**PROBLEM DETAILS:** Can you express the material from the line containing "- svg-text:AUTO: AUTO: [714, 978, 765, 998]" through the line containing "- svg-text:PARK: PARK: [518, 987, 566, 1007]" as a Markdown table, with a Row column holding each line's number and an Entry column holding the line itself, leaving out any blank lines?

**DATA SECTION:**
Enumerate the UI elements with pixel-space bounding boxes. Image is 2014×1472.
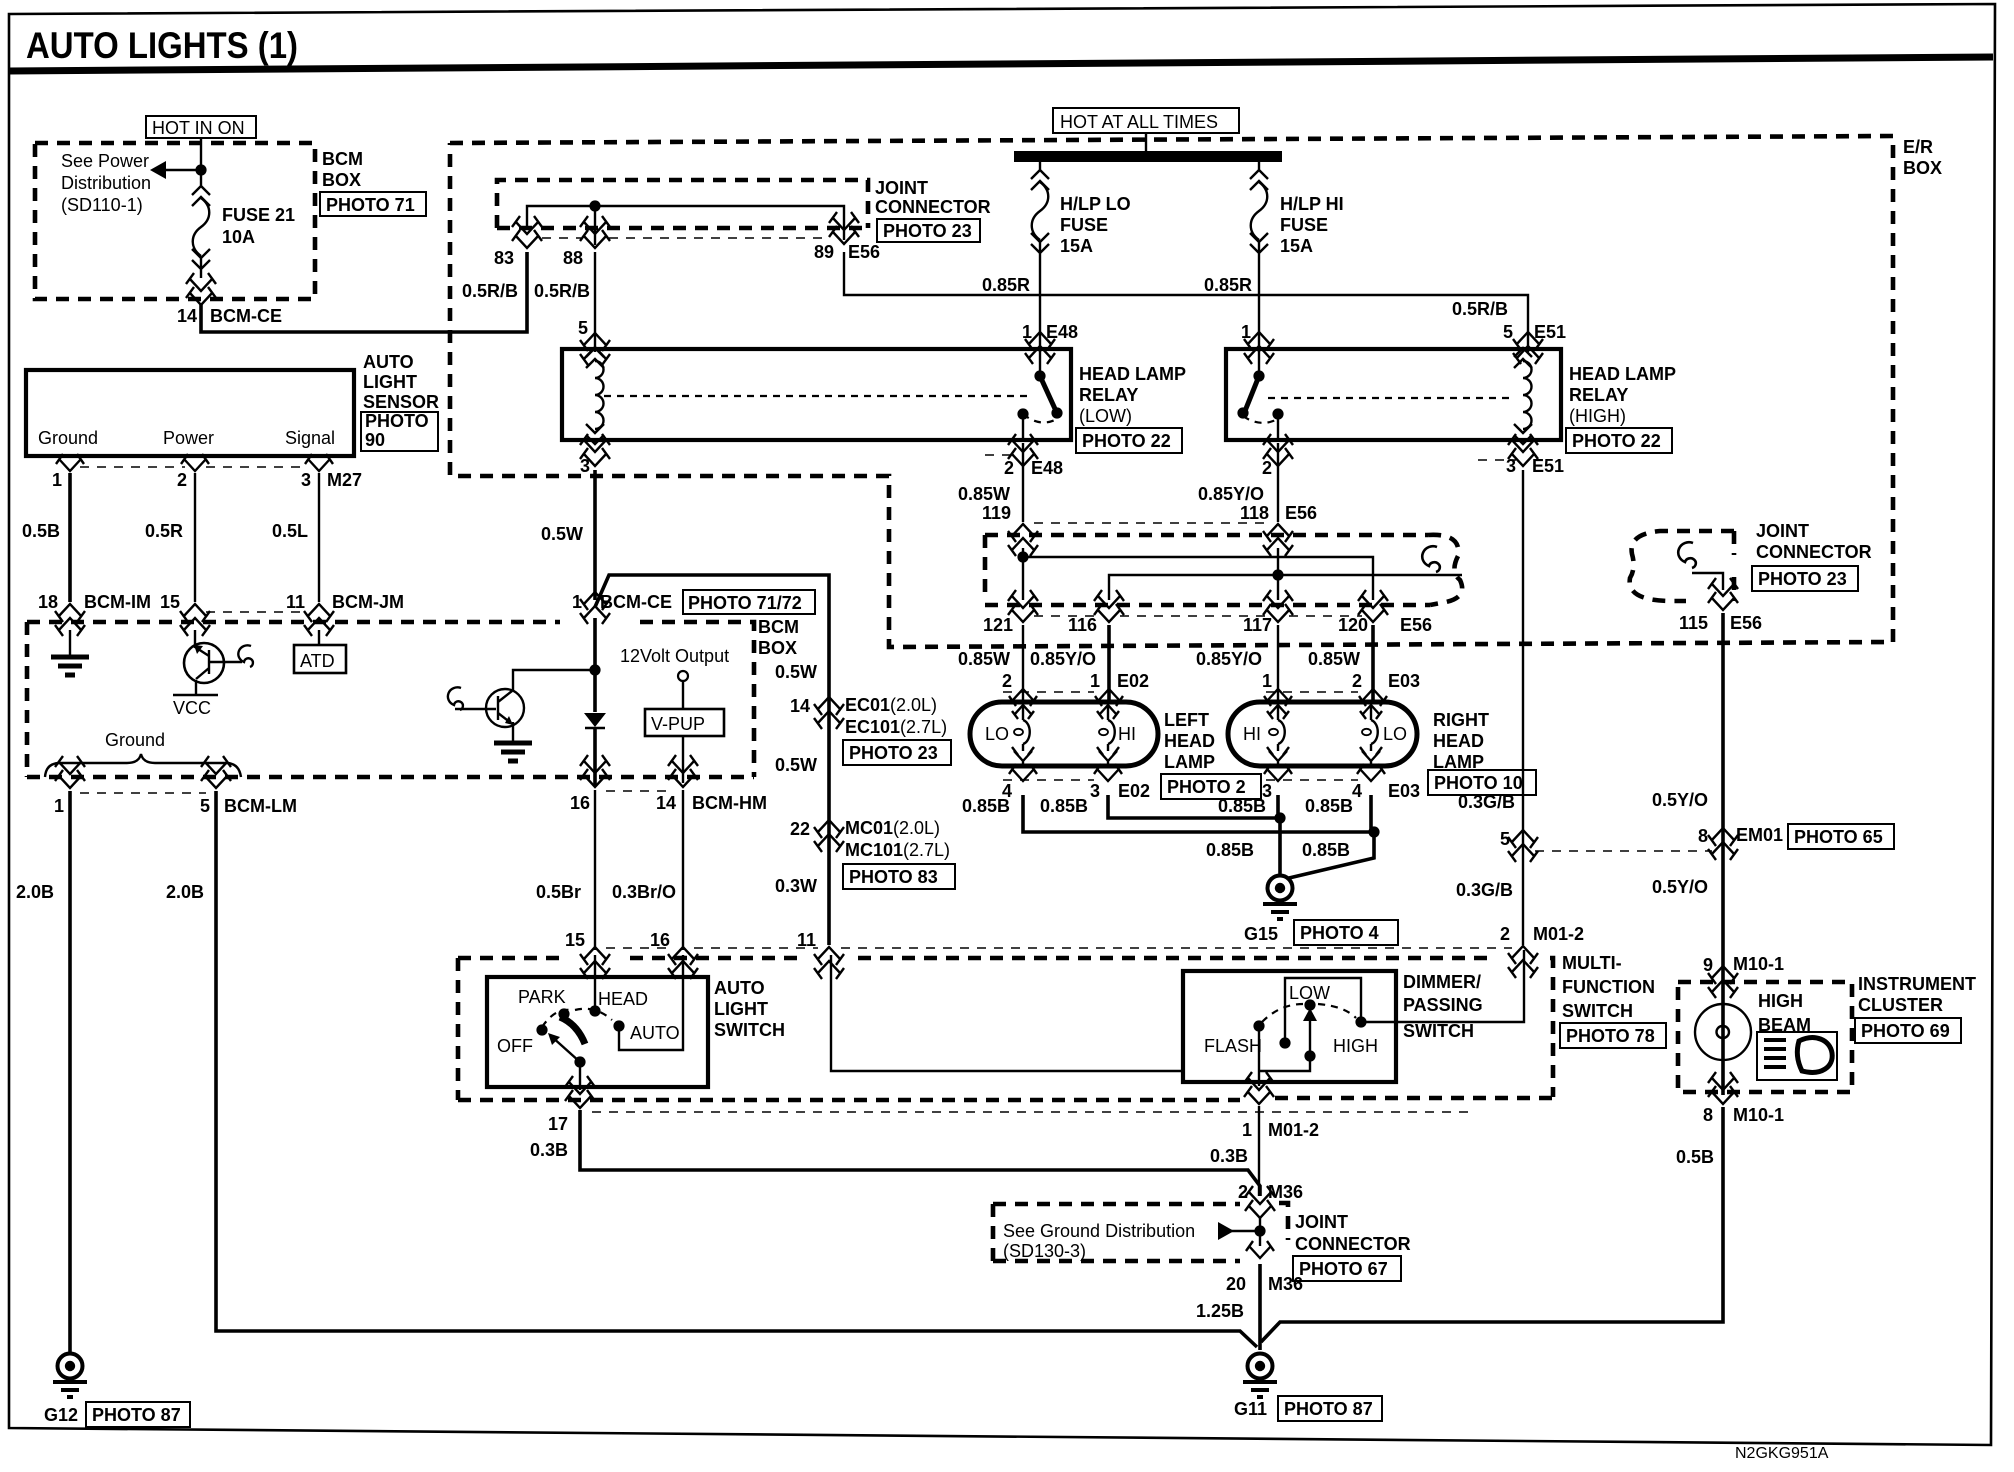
- svg-text:AUTO: AUTO: [714, 978, 765, 998]
- 0.5W wire from relay pin3 down to BCM-CE: [593, 470, 597, 600]
- wire node2 left to 116 and right stub: [1109, 575, 1462, 600]
- svg-text:0.5W: 0.5W: [775, 755, 817, 775]
- svg-text:PHOTO 22: PHOTO 22: [1572, 431, 1661, 451]
- svg-text:HEAD: HEAD: [598, 989, 648, 1009]
- wire 11 from BCM to dimmer: [831, 955, 1183, 1071]
- svg-text:See Power: See Power: [61, 151, 149, 171]
- svg-text:G15: G15: [1244, 924, 1278, 944]
- svg-text:2: 2: [1238, 1182, 1248, 1202]
- svg-text:MULTI-: MULTI-: [1562, 953, 1622, 973]
- svg-text:5: 5: [1500, 829, 1510, 849]
- svg-text:INSTRUMENT: INSTRUMENT: [1858, 974, 1976, 994]
- squiggle inside: [1422, 546, 1440, 572]
- HIGH relay pin2 connector: [1263, 434, 1293, 466]
- wire sensor signal to BCM-JM 11: [318, 473, 320, 602]
- svg-text:16: 16: [570, 793, 590, 813]
- G15 ground: [1263, 876, 1297, 920]
- 0.5Y/O wire down to EM01: [1721, 613, 1725, 1095]
- svg-text:2: 2: [1500, 924, 1510, 944]
- svg-text:M01-2: M01-2: [1268, 1120, 1319, 1140]
- connector dashed line E56 row: [1034, 615, 1362, 617]
- svg-text:88: 88: [563, 248, 583, 268]
- svg-text:RELAY: RELAY: [1569, 385, 1628, 405]
- svg-text:PARK: PARK: [518, 987, 566, 1007]
- svg-text:0.5W: 0.5W: [775, 662, 817, 682]
- svg-text:3: 3: [301, 470, 311, 490]
- wire 120 to right lamp LO: [1371, 625, 1375, 704]
- high beam indicator icon: [1757, 1032, 1837, 1080]
- wire 116 to left lamp HI: [1107, 625, 1111, 704]
- svg-text:2: 2: [1262, 458, 1272, 478]
- dashed box: [497, 180, 868, 228]
- svg-text:90: 90: [365, 430, 385, 450]
- svg-text:0.5R/B: 0.5R/B: [534, 281, 590, 301]
- svg-text:17: 17: [548, 1114, 568, 1134]
- wire pin4 E03 to G15: [1289, 795, 1374, 878]
- svg-text:Ground: Ground: [105, 730, 165, 750]
- svg-text:LIGHT: LIGHT: [363, 372, 417, 392]
- 119 E56 connector: [1008, 524, 1038, 556]
- svg-text:MC01(2.0L): MC01(2.0L): [845, 818, 940, 838]
- svg-text:SWITCH: SWITCH: [1562, 1001, 1633, 1021]
- connector pin 2 E02: [1009, 689, 1037, 706]
- svg-text:M10-1: M10-1: [1733, 1105, 1784, 1125]
- svg-text:V-PUP: V-PUP: [651, 714, 705, 734]
- connector pin 2 E03: [1359, 689, 1387, 706]
- svg-text:1: 1: [1241, 322, 1251, 342]
- wire pin5 to ground G11: [216, 791, 1257, 1347]
- svg-text:89: 89: [814, 242, 834, 262]
- svg-text:M36: M36: [1268, 1274, 1303, 1294]
- svg-text:115: 115: [1679, 613, 1708, 633]
- svg-text:CONNECTOR: CONNECTOR: [1756, 542, 1872, 562]
- svg-text:0.3B: 0.3B: [530, 1140, 568, 1160]
- svg-text:5: 5: [578, 318, 588, 338]
- connector pin 1 E03: [1264, 689, 1292, 706]
- svg-text:LEFT: LEFT: [1164, 710, 1209, 730]
- svg-text:1: 1: [1242, 1120, 1252, 1140]
- left head lamp body: [970, 702, 1158, 766]
- svg-text:M01-2: M01-2: [1533, 924, 1584, 944]
- svg-text:0.5R/B: 0.5R/B: [1452, 299, 1508, 319]
- connector pin 117 E56: [1263, 590, 1293, 622]
- 2 M01-2 connector into multifunction switch: [1508, 946, 1538, 978]
- connector pin 1 BCM-LM: [55, 756, 85, 788]
- svg-text:22: 22: [790, 819, 810, 839]
- svg-text:M10-1: M10-1: [1733, 954, 1784, 974]
- wire 121 to left lamp LO: [1022, 625, 1024, 704]
- left lamp HI filament: [1097, 705, 1119, 764]
- svg-text:SENSOR: SENSOR: [363, 392, 439, 412]
- svg-text:DIMMER/: DIMMER/: [1403, 972, 1481, 992]
- bottom pins 15 16 11: [580, 947, 610, 979]
- svg-text:0.85Y/O: 0.85Y/O: [1030, 649, 1096, 669]
- svg-text:VCC: VCC: [173, 698, 211, 718]
- fuse 21: [192, 178, 210, 278]
- wire pin2 down to 119: [1022, 443, 1024, 522]
- svg-text:JOINT: JOINT: [1295, 1212, 1348, 1232]
- svg-text:0.85W: 0.85W: [958, 484, 1010, 504]
- svg-text:AUTO: AUTO: [630, 1023, 680, 1043]
- svg-text:10A: 10A: [222, 227, 255, 247]
- svg-text:E56: E56: [1400, 615, 1432, 635]
- svg-text:15: 15: [565, 930, 585, 950]
- svg-text:RIGHT: RIGHT: [1433, 710, 1489, 730]
- BCM box dashed: [27, 622, 754, 777]
- DIMMER/PASSING SWITCH box: [1183, 971, 1396, 1082]
- svg-text:PHOTO 4: PHOTO 4: [1300, 923, 1379, 943]
- svg-text:See Ground Distribution: See Ground Distribution: [1003, 1221, 1195, 1241]
- switch low relay: [1039, 349, 1041, 374]
- MC01 connector: [814, 820, 844, 852]
- svg-text:AUTO LIGHTS (1): AUTO LIGHTS (1): [26, 25, 298, 66]
- svg-text:N2GKG951A: N2GKG951A: [1735, 1445, 1829, 1462]
- svg-text:0.85R: 0.85R: [1204, 275, 1252, 295]
- svg-text:HOT AT ALL TIMES: HOT AT ALL TIMES: [1060, 112, 1218, 132]
- H/LP LO fuse: [1031, 162, 1049, 262]
- svg-text:0.5Y/O: 0.5Y/O: [1652, 877, 1708, 897]
- svg-text:0.85B: 0.85B: [1305, 796, 1353, 816]
- svg-text:8: 8: [1698, 826, 1708, 846]
- connector pin 1 E02: [1095, 689, 1123, 706]
- svg-text:2: 2: [177, 470, 187, 490]
- svg-text:0.85W: 0.85W: [1308, 649, 1360, 669]
- connector pin 3 E02: [1094, 764, 1122, 781]
- svg-text:Ground: Ground: [38, 428, 98, 448]
- 118 E56 connector: [1263, 524, 1293, 556]
- diode: [584, 713, 606, 727]
- svg-text:18: 18: [38, 592, 58, 612]
- squiggle right of transistor: [238, 645, 253, 667]
- wire H/LP HI fuse to relay pin 1: [1258, 262, 1260, 352]
- connector dashed line M27: [80, 466, 308, 468]
- svg-text:HI: HI: [1118, 724, 1136, 744]
- LOW jumper box wire: [1285, 978, 1361, 1043]
- svg-text:0.5R/B: 0.5R/B: [462, 281, 518, 301]
- svg-text:2: 2: [1002, 671, 1012, 691]
- connector pin 4 E02: [1009, 764, 1037, 781]
- svg-text:2: 2: [1352, 671, 1362, 691]
- svg-text:(HIGH): (HIGH): [1569, 406, 1626, 426]
- svg-text:ATD: ATD: [300, 651, 335, 671]
- svg-text:4: 4: [1352, 781, 1362, 801]
- svg-text:1: 1: [54, 796, 64, 816]
- svg-text:PHOTO 23: PHOTO 23: [1758, 569, 1847, 589]
- svg-text:0.3G/B: 0.3G/B: [1458, 792, 1515, 812]
- svg-text:E56: E56: [1730, 613, 1762, 633]
- svg-text:RELAY: RELAY: [1079, 385, 1138, 405]
- connector 88: [580, 216, 610, 248]
- svg-text:BOX: BOX: [322, 170, 361, 190]
- svg-text:LO: LO: [1383, 724, 1407, 744]
- LOW relay pin2 E48: [1008, 434, 1038, 466]
- pivot down to pin 17: [579, 1062, 581, 1090]
- svg-text:G11: G11: [1234, 1399, 1267, 1419]
- svg-text:11: 11: [286, 592, 305, 612]
- svg-text:5: 5: [1503, 322, 1513, 342]
- ground under 18: [69, 630, 71, 655]
- connector pin 11 BCM-JM: [304, 604, 334, 636]
- right lamp HI filament: [1267, 705, 1289, 764]
- coil low relay: [586, 348, 604, 444]
- svg-text:83: 83: [494, 248, 514, 268]
- wire 118->117 with node: [1277, 548, 1279, 600]
- svg-text:BCM: BCM: [322, 149, 363, 169]
- connector pin 3 M27: [305, 454, 333, 471]
- H/LP HI fuse: [1250, 162, 1268, 262]
- svg-text:EC01(2.0L): EC01(2.0L): [845, 695, 937, 715]
- wire pin2 down to 118: [1277, 443, 1279, 522]
- node ground bus upper: [1274, 812, 1285, 823]
- svg-text:14: 14: [177, 306, 197, 326]
- connector pin 15: [180, 604, 210, 636]
- svg-text:5: 5: [200, 796, 210, 816]
- svg-text:JOINT: JOINT: [1756, 521, 1809, 541]
- connector pin 4 E03: [1357, 764, 1385, 781]
- svg-text:0.5W: 0.5W: [541, 524, 583, 544]
- svg-text:PHOTO: PHOTO: [365, 411, 429, 431]
- svg-text:(SD110-1): (SD110-1): [61, 195, 143, 215]
- arrow pivot to LOW: [1309, 1018, 1311, 1056]
- joint connector M36: [993, 1203, 1288, 1261]
- arrow from pivot to OFF: [551, 1036, 580, 1062]
- G12 ground: [53, 1354, 87, 1398]
- svg-text:BCM-LM: BCM-LM: [224, 796, 297, 816]
- BCM-CE pin1 connector: [580, 592, 610, 624]
- svg-text:118: 118: [1240, 503, 1269, 523]
- svg-text:HEAD: HEAD: [1433, 731, 1484, 751]
- svg-text:Power: Power: [163, 428, 214, 448]
- svg-text:G12: G12: [44, 1405, 78, 1425]
- connector pin 2 M27: [181, 454, 209, 471]
- left lamp LO filament: [1012, 705, 1034, 764]
- svg-text:E03: E03: [1388, 671, 1420, 691]
- connector dashed lines E02 E03: [1003, 691, 1358, 693]
- wire H/LP LO fuse to relay pin 1 E48: [1039, 262, 1041, 352]
- svg-text:0.85Y/O: 0.85Y/O: [1196, 649, 1262, 669]
- svg-text:119: 119: [982, 503, 1011, 523]
- squiggle: [1678, 542, 1696, 568]
- svg-text:0.5L: 0.5L: [272, 521, 308, 541]
- AUTO LIGHT SWITCH box: [487, 977, 708, 1087]
- svg-text:0.85R: 0.85R: [982, 275, 1030, 295]
- svg-text:0.85W: 0.85W: [958, 649, 1010, 669]
- svg-text:2.0B: 2.0B: [166, 882, 204, 902]
- connector pin 116 E56: [1094, 590, 1124, 622]
- svg-text:PHOTO 71/72: PHOTO 71/72: [688, 593, 802, 613]
- connector pin 1 M27: [56, 454, 84, 471]
- svg-text:E51: E51: [1534, 322, 1566, 342]
- svg-text:E02: E02: [1117, 671, 1149, 691]
- 8 M10-1: [1708, 1072, 1738, 1104]
- BCM box (fuse 21) dashed outline: [35, 143, 315, 299]
- svg-text:BCM-CE: BCM-CE: [600, 592, 672, 612]
- transistor at 15 (VCC): [194, 630, 196, 648]
- connector 83: [512, 216, 542, 248]
- svg-text:1: 1: [572, 592, 582, 612]
- wire from HOT IN ON down: [200, 138, 202, 178]
- wire 88 down to relay low pin5: [594, 252, 596, 352]
- svg-text:PHOTO 69: PHOTO 69: [1861, 1021, 1950, 1041]
- svg-text:2: 2: [1004, 458, 1014, 478]
- HIGH relay pin1: [1244, 332, 1274, 364]
- svg-text:M27: M27: [327, 470, 362, 490]
- connector pin 5 BCM-LM: [201, 756, 231, 788]
- svg-text:FUSE: FUSE: [1060, 215, 1108, 235]
- right lamp LO filament: [1360, 705, 1382, 764]
- svg-text:0.3Br/O: 0.3Br/O: [612, 882, 676, 902]
- svg-text:FUSE: FUSE: [1280, 215, 1328, 235]
- connector 14 BCM-CE: [186, 273, 216, 305]
- wire down from connector to node: [593, 618, 597, 785]
- svg-text:8: 8: [1703, 1105, 1713, 1125]
- switch high relay: [1258, 349, 1260, 374]
- svg-text:LAMP: LAMP: [1164, 752, 1215, 772]
- svg-text:121: 121: [983, 615, 1013, 635]
- svg-text:0.5B: 0.5B: [1676, 1147, 1714, 1167]
- wire 89 down right to E51 pin 5: [844, 252, 1528, 352]
- svg-text:E/R: E/R: [1903, 137, 1933, 157]
- connector 89: [829, 212, 859, 244]
- squiggle left of transistor2: [448, 687, 463, 710]
- svg-text:11: 11: [797, 930, 816, 950]
- svg-text:0.5Br: 0.5Br: [536, 882, 581, 902]
- transistor 2 (PNP to ground): [513, 670, 595, 690]
- LOW relay pin3 connector (coil bottom): [580, 434, 610, 466]
- svg-text:PHOTO 65: PHOTO 65: [1794, 827, 1883, 847]
- svg-text:3: 3: [580, 456, 590, 476]
- connector dashed line BCM-LM: [80, 792, 206, 794]
- svg-text:PHOTO 71: PHOTO 71: [326, 195, 415, 215]
- svg-text:PHOTO 22: PHOTO 22: [1082, 431, 1171, 451]
- svg-text:(LOW): (LOW): [1079, 406, 1132, 426]
- wire node1 right to 120: [1023, 557, 1373, 600]
- svg-text:E02: E02: [1118, 781, 1150, 801]
- svg-text:14: 14: [790, 696, 810, 716]
- svg-text:MC101(2.7L): MC101(2.7L): [845, 840, 950, 860]
- svg-text:1: 1: [1090, 671, 1100, 691]
- wires down to switch: [594, 790, 596, 950]
- wire 119->121 with node: [1022, 548, 1024, 600]
- svg-text:OFF: OFF: [497, 1036, 533, 1056]
- svg-text:14: 14: [656, 793, 676, 813]
- svg-text:0.5R: 0.5R: [145, 521, 183, 541]
- svg-text:0.85B: 0.85B: [1302, 840, 1350, 860]
- svg-text:1: 1: [1022, 322, 1032, 342]
- svg-text:Signal: Signal: [285, 428, 335, 448]
- svg-text:BCM: BCM: [758, 617, 799, 637]
- svg-text:0.5Y/O: 0.5Y/O: [1652, 790, 1708, 810]
- E48 pin 1 connector: [1025, 332, 1055, 364]
- svg-text:SWITCH: SWITCH: [1403, 1021, 1474, 1041]
- svg-text:(SD130-3): (SD130-3): [1003, 1241, 1086, 1261]
- svg-text:15: 15: [160, 592, 180, 612]
- dashed actuation link: [1268, 397, 1514, 399]
- svg-text:12Volt Output: 12Volt Output: [620, 646, 729, 666]
- svg-text:3: 3: [1506, 456, 1516, 476]
- svg-text:0.5B: 0.5B: [22, 521, 60, 541]
- svg-text:HEAD LAMP: HEAD LAMP: [1569, 364, 1676, 384]
- svg-text:BOX: BOX: [1903, 158, 1942, 178]
- svg-text:117: 117: [1243, 615, 1272, 635]
- thick 0.5W wire up-right-down to EC01 chain: [595, 575, 829, 945]
- svg-text:FUNCTION: FUNCTION: [1562, 977, 1655, 997]
- svg-text:0.85B: 0.85B: [1206, 840, 1254, 860]
- svg-text:FUSE 21: FUSE 21: [222, 205, 295, 225]
- wires: 15->HEAD, 16->AUTO internal: [594, 955, 596, 1011]
- svg-text:0.85B: 0.85B: [962, 796, 1010, 816]
- wire sensor power to BCM 15: [194, 473, 196, 602]
- thick blade arc: [560, 1017, 585, 1044]
- svg-text:0.85Y/O: 0.85Y/O: [1198, 484, 1264, 504]
- svg-text:JOINT: JOINT: [875, 178, 928, 198]
- svg-text:20: 20: [1226, 1274, 1246, 1294]
- svg-text:CONNECTOR: CONNECTOR: [875, 197, 991, 217]
- HOT IN ON label box: [146, 116, 256, 138]
- svg-text:BCM-HM: BCM-HM: [692, 793, 767, 813]
- connector pin 18 BCM-IM: [55, 604, 85, 636]
- svg-text:PHOTO 78: PHOTO 78: [1566, 1026, 1655, 1046]
- svg-text:FLASH: FLASH: [1204, 1036, 1262, 1056]
- wire pin4 E02 to ground node: [1023, 795, 1374, 832]
- svg-text:1.25B: 1.25B: [1196, 1301, 1244, 1321]
- svg-text:E56: E56: [1285, 503, 1317, 523]
- svg-text:HIGH: HIGH: [1758, 991, 1803, 1011]
- svg-text:0.85B: 0.85B: [1218, 796, 1266, 816]
- svg-text:E48: E48: [1046, 322, 1078, 342]
- svg-text:BCM-CE: BCM-CE: [210, 306, 282, 326]
- svg-text:E03: E03: [1388, 781, 1420, 801]
- svg-text:E51: E51: [1532, 456, 1564, 476]
- svg-text:9: 9: [1703, 955, 1713, 975]
- svg-text:0.3W: 0.3W: [775, 876, 817, 896]
- wire pin1 to ground G12: [68, 791, 72, 1352]
- svg-text:HIGH: HIGH: [1333, 1036, 1378, 1056]
- svg-text:E56: E56: [848, 242, 880, 262]
- svg-text:CONNECTOR: CONNECTOR: [1295, 1234, 1411, 1254]
- svg-text:SWITCH: SWITCH: [714, 1020, 785, 1040]
- svg-text:BCM-JM: BCM-JM: [332, 592, 404, 612]
- svg-text:PHOTO 23: PHOTO 23: [883, 221, 972, 241]
- svg-text:M36: M36: [1268, 1182, 1303, 1202]
- svg-text:EM01: EM01: [1736, 825, 1783, 845]
- EC01 connector on 829 wire: [814, 697, 844, 729]
- svg-text:PASSING: PASSING: [1403, 995, 1483, 1015]
- 1 M01-2 connector: [1244, 1072, 1274, 1104]
- svg-text:PHOTO 83: PHOTO 83: [849, 867, 938, 887]
- internal bus wire: [527, 206, 844, 240]
- dashed actuation link: [604, 395, 1032, 397]
- coil high relay: [1514, 348, 1532, 444]
- svg-text:PHOTO 10: PHOTO 10: [1434, 773, 1523, 793]
- svg-text:0.3G/B: 0.3G/B: [1456, 880, 1513, 900]
- pins 16 / 14 BCM-HM at bottom of BCM box: [580, 755, 610, 787]
- svg-text:15A: 15A: [1060, 236, 1093, 256]
- svg-text:EC101(2.7L): EC101(2.7L): [845, 717, 947, 737]
- svg-text:H/LP HI: H/LP HI: [1280, 194, 1344, 214]
- connector dashed lines E02 E03 bottom: [1003, 779, 1358, 781]
- node 88: [589, 200, 600, 211]
- svg-text:2.0B: 2.0B: [16, 882, 54, 902]
- node at fuse top: [195, 164, 206, 175]
- svg-text:BCM-IM: BCM-IM: [84, 592, 151, 612]
- svg-text:1: 1: [52, 470, 62, 490]
- svg-text:HEAD: HEAD: [1164, 731, 1215, 751]
- wire pin3 E02 to ground node: [1108, 795, 1280, 818]
- svg-text:HOT IN ON: HOT IN ON: [152, 118, 245, 138]
- svg-text:15A: 15A: [1280, 236, 1313, 256]
- node ground bus lower: [1368, 826, 1379, 837]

**FINAL RESULT:**
| Row | Entry |
|---|---|
| 1 | - svg-text:AUTO: AUTO: [714, 978, 765, 998] |
| 2 | - 0.5W wire from relay pin3 down to BCM-CE: [593, 470, 597, 600] |
| 3 | - wire node2 left to 116 and right stub: [1109, 575, 1462, 600] |
| 4 | - svg-text:0.5W: 0.5W: [775, 755, 817, 775] |
| 5 | - svg-text:PHOTO 22: PHOTO 22: [1572, 431, 1661, 451] |
| 6 | - svg-text:HEAD: HEAD: [598, 989, 648, 1009] |
| 7 | - wire 11 from BCM to dimmer: [831, 955, 1183, 1071] |
| 8 | - svg-text:See Power: See Power: [61, 151, 149, 171] |
| 9 | - svg-text:G15: G15: [1244, 924, 1278, 944] |
| 10 | - svg-text:2: 2: [1238, 1182, 1248, 1202] |
| 11 | - svg-text:MULTI-: MULTI-: [1562, 953, 1622, 973] |
| 12 | - svg-text:5: 5: [1500, 829, 1510, 849] |
| 13 | - svg-text:INSTRUMENT: INSTRUMENT: [1858, 974, 1976, 994] |
| 14 | - squiggle inside: [1422, 546, 1440, 572] |
| 15 | - HIGH relay pin2 connector: [1263, 434, 1293, 466] |
| 16 | - wire sensor signal to BCM-JM 11: [318, 473, 320, 602] |
| 17 | - svg-text:16: 16: [570, 793, 590, 813] |
| 18 | - G15 ground: [1263, 876, 1297, 920] |
| 19 | - 0.5Y/O wire down to EM01: [1721, 613, 1725, 1095] |
| 20 | - svg-text:2: 2: [1500, 924, 1510, 944] |
| 21 | - svg-text:M01-2: M01-2: [1268, 1120, 1319, 1140] |
| 22 | - connector dashed line E56 row: [1034, 615, 1362, 617] |
| 23 | - svg-text:88: 88: [563, 248, 583, 268] |
| 24 | - svg-text:RELAY: RELAY: [1569, 385, 1628, 405] |
| 25 | - svg-text:PARK: PARK: [518, 987, 566, 1007] |